Problem to solve
Copy out the entries in full and with complete accuracy; pictures are excluded.

Entries provided
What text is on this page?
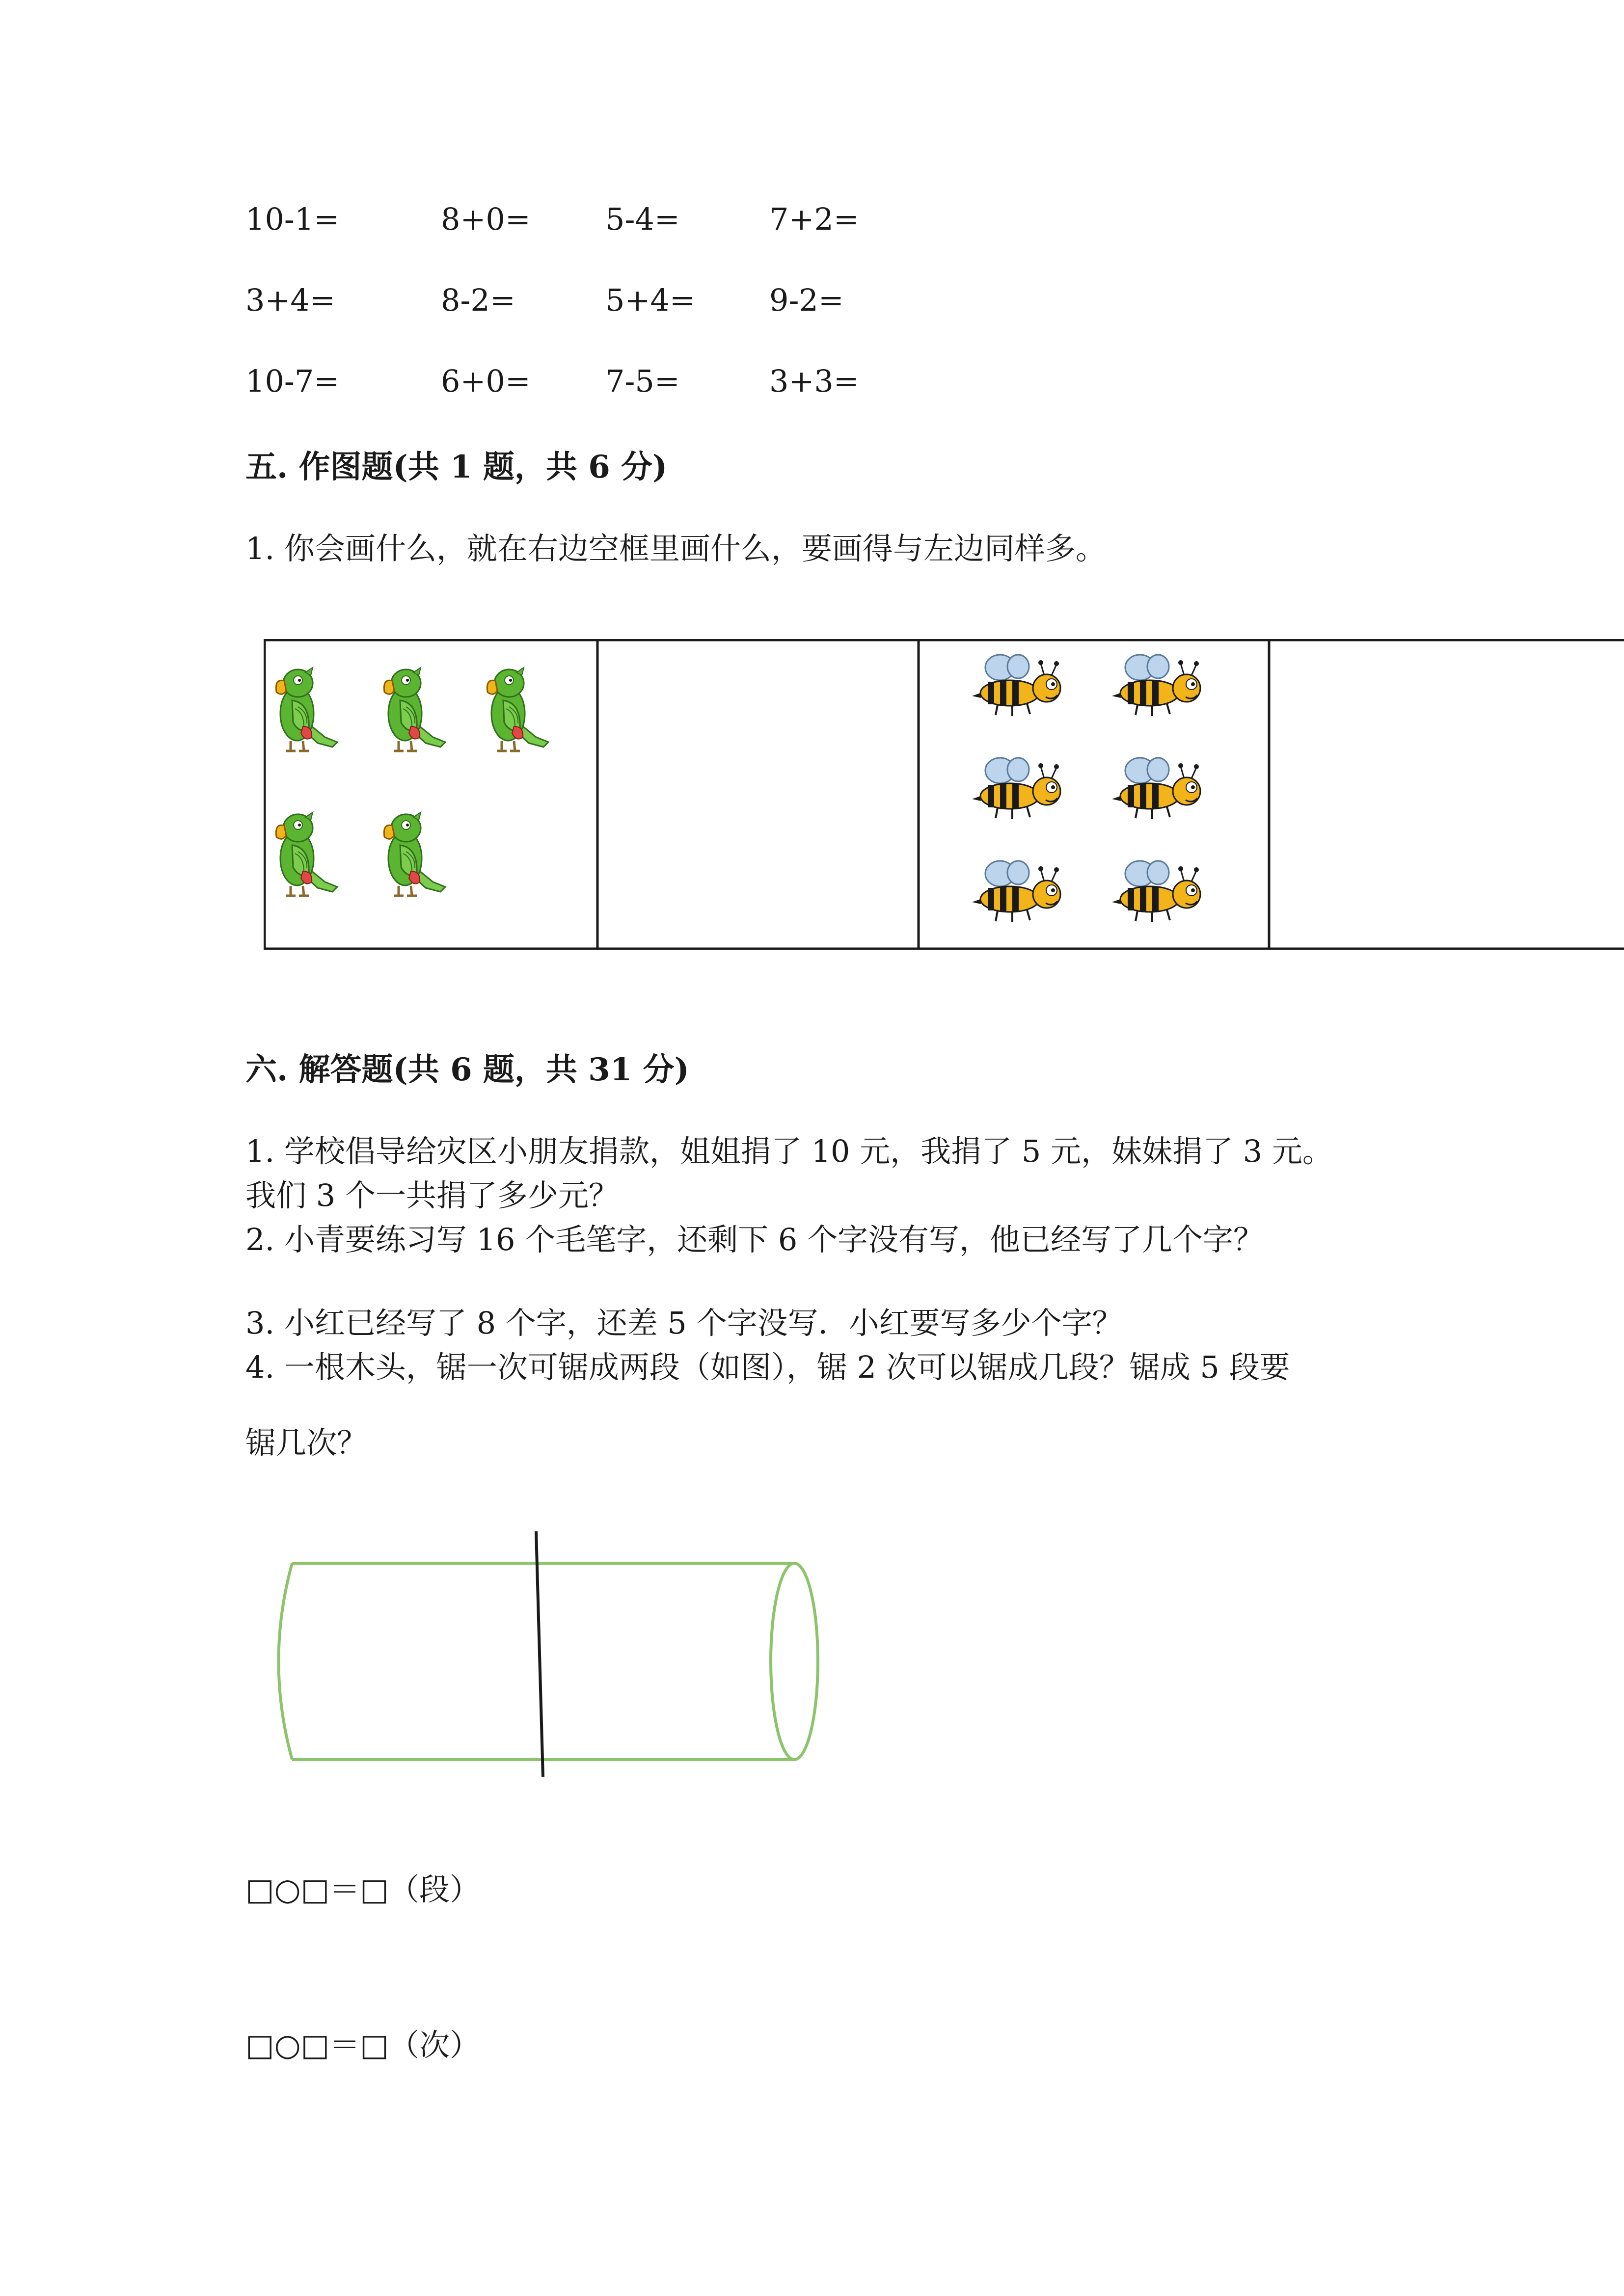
10-1=	8+0= 5-4=	7+2=
3+4=	8-2=	5+4= 9-2=
10-7=	6+0= 7-5=	3+3=
五. 作图题(共 1 题，共 6 分)
1. 你会画什么，就在右边空框里画什么，要画得与左边同样多。
六. 解答题(共 6 题，共 31 分)
1. 学校倡导给灾区小朋友捐款，姐姐捐了 10 元，我捐了 5 元，妹妹捐了 3 元。
我们 3 个一共捐了多少元？
2. 小青要练习写 16 个毛笔字，还剩下 6 个字没有写，他已经写了几个字？
3. 小红已经写了 8 个字，还差 5 个字没写．小红要写多少个字？
4. 一根木头，锯一次可锯成两段（如图），锯 2 次可以锯成几段？锯成 5 段要
锯几次？
□○□＝□（段）
□○□＝□（次）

Final result
What text is on this page?
10-1=	8+0= 5-4=	7+2=
3+4=	8-2=	5+4= 9-2=
10-7=	6+0= 7-5=	3+3=
五. 作图题(共 1 题，共 6 分)
1. 你会画什么，就在右边空框里画什么，要画得与左边同样多。
六. 解答题(共 6 题，共 31 分)
1. 学校倡导给灾区小朋友捐款，姐姐捐了 10 元，我捐了 5 元，妹妹捐了 3 元。
我们 3 个一共捐了多少元？
2. 小青要练习写 16 个毛笔字，还剩下 6 个字没有写，他已经写了几个字？
3. 小红已经写了 8 个字，还差 5 个字没写．小红要写多少个字？
4. 一根木头，锯一次可锯成两段（如图），锯 2 次可以锯成几段？锯成 5 段要
锯几次？
□○□＝□（段）
□○□＝□（次）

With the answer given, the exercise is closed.